━━━ Material supplied

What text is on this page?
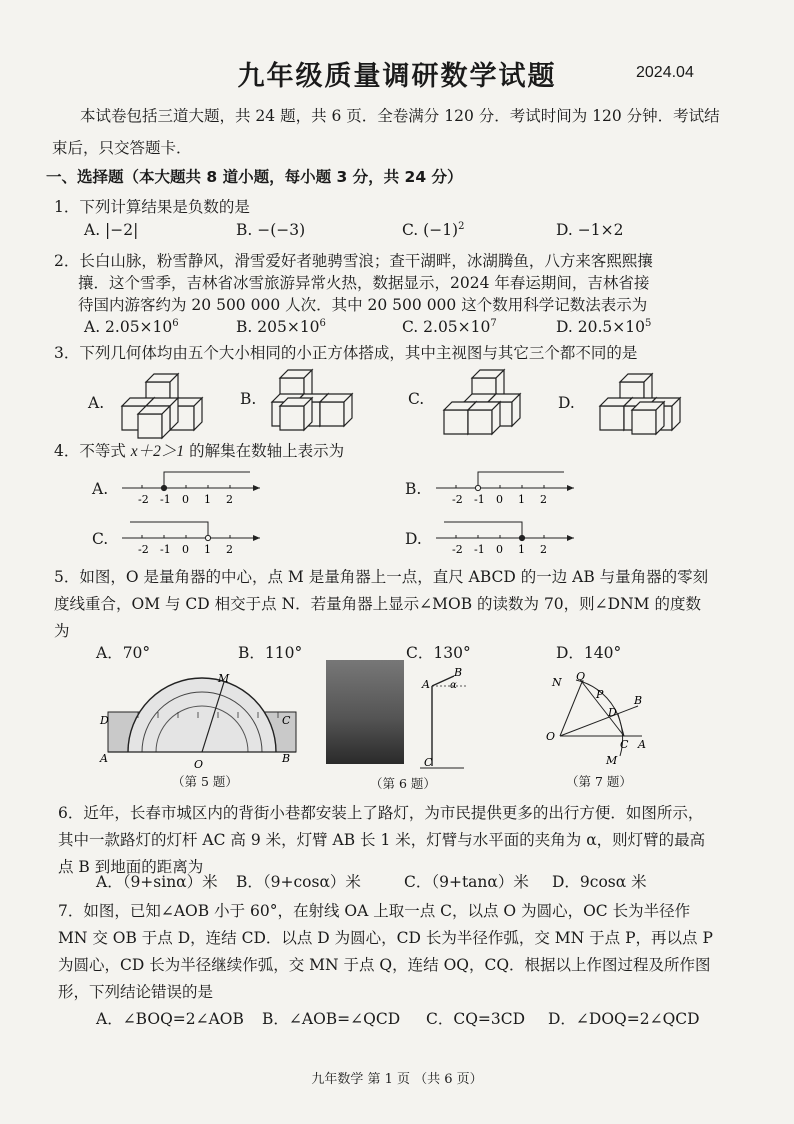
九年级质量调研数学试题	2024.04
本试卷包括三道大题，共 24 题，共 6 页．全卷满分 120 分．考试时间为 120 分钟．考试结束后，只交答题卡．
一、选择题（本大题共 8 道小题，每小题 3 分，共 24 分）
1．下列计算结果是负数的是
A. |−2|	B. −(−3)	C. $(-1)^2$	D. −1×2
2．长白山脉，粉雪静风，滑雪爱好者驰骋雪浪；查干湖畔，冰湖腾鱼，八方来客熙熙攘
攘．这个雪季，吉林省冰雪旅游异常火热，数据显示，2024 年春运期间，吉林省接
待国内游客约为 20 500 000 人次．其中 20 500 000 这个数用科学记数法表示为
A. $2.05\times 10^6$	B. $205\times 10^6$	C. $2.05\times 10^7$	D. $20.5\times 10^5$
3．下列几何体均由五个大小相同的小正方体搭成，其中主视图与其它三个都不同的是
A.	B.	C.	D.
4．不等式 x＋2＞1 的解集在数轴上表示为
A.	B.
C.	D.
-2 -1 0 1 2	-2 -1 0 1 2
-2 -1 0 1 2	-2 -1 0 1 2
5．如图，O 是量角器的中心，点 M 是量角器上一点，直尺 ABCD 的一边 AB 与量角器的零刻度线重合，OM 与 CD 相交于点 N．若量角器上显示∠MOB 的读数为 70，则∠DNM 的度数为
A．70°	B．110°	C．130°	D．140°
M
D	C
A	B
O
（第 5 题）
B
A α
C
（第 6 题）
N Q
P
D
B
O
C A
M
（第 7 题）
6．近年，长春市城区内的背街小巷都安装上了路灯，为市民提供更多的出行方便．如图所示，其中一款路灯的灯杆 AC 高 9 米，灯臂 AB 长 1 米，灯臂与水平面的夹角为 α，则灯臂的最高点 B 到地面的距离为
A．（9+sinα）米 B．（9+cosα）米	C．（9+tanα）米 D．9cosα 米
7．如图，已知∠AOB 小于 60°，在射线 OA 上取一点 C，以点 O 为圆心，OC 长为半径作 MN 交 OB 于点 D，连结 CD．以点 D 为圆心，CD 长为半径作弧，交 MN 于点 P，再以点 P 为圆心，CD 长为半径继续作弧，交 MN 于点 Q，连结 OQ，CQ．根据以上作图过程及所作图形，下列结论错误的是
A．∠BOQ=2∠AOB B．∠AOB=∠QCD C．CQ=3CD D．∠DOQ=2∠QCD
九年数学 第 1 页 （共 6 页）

━━━━━━

Repeat each entry exactly as given; no pictures belong in the copy.

What text is on this page?
九年级质量调研数学试题	2024.04
本试卷包括三道大题，共 24 题，共 6 页．全卷满分 120 分．考试时间为 120 分钟．考试结束后，只交答题卡．
一、选择题（本大题共 8 道小题，每小题 3 分，共 24 分）
1．下列计算结果是负数的是
A. |−2|	B. −(−3)	C. $(-1)^2$	D. −1×2
2．长白山脉，粉雪静风，滑雪爱好者驰骋雪浪；查干湖畔，冰湖腾鱼，八方来客熙熙攘
攘．这个雪季，吉林省冰雪旅游异常火热，数据显示，2024 年春运期间，吉林省接
待国内游客约为 20 500 000 人次．其中 20 500 000 这个数用科学记数法表示为
A. $2.05\times 10^6$	B. $205\times 10^6$	C. $2.05\times 10^7$	D. $20.5\times 10^5$
3．下列几何体均由五个大小相同的小正方体搭成，其中主视图与其它三个都不同的是
A.	B.	C.	D.
4．不等式 x＋2＞1 的解集在数轴上表示为
A.	B.
C.	D.
-2 -1 0 1 2	-2 -1 0 1 2
-2 -1 0 1 2	-2 -1 0 1 2
5．如图，O 是量角器的中心，点 M 是量角器上一点，直尺 ABCD 的一边 AB 与量角器的零刻度线重合，OM 与 CD 相交于点 N．若量角器上显示∠MOB 的读数为 70，则∠DNM 的度数为
A．70°	B．110°	C．130°	D．140°
M
D	C
A	B
O
（第 5 题）
B
A α
C
（第 6 题）
N Q
P
D
B
O
C A
M
（第 7 题）
6．近年，长春市城区内的背街小巷都安装上了路灯，为市民提供更多的出行方便．如图所示，其中一款路灯的灯杆 AC 高 9 米，灯臂 AB 长 1 米，灯臂与水平面的夹角为 α，则灯臂的最高点 B 到地面的距离为
A．（9+sinα）米 B．（9+cosα）米	C．（9+tanα）米 D．9cosα 米
7．如图，已知∠AOB 小于 60°，在射线 OA 上取一点 C，以点 O 为圆心，OC 长为半径作 MN 交 OB 于点 D，连结 CD．以点 D 为圆心，CD 长为半径作弧，交 MN 于点 P，再以点 P 为圆心，CD 长为半径继续作弧，交 MN 于点 Q，连结 OQ，CQ．根据以上作图过程及所作图形，下列结论错误的是
A．∠BOQ=2∠AOB B．∠AOB=∠QCD C．CQ=3CD D．∠DOQ=2∠QCD
九年数学 第 1 页 （共 6 页）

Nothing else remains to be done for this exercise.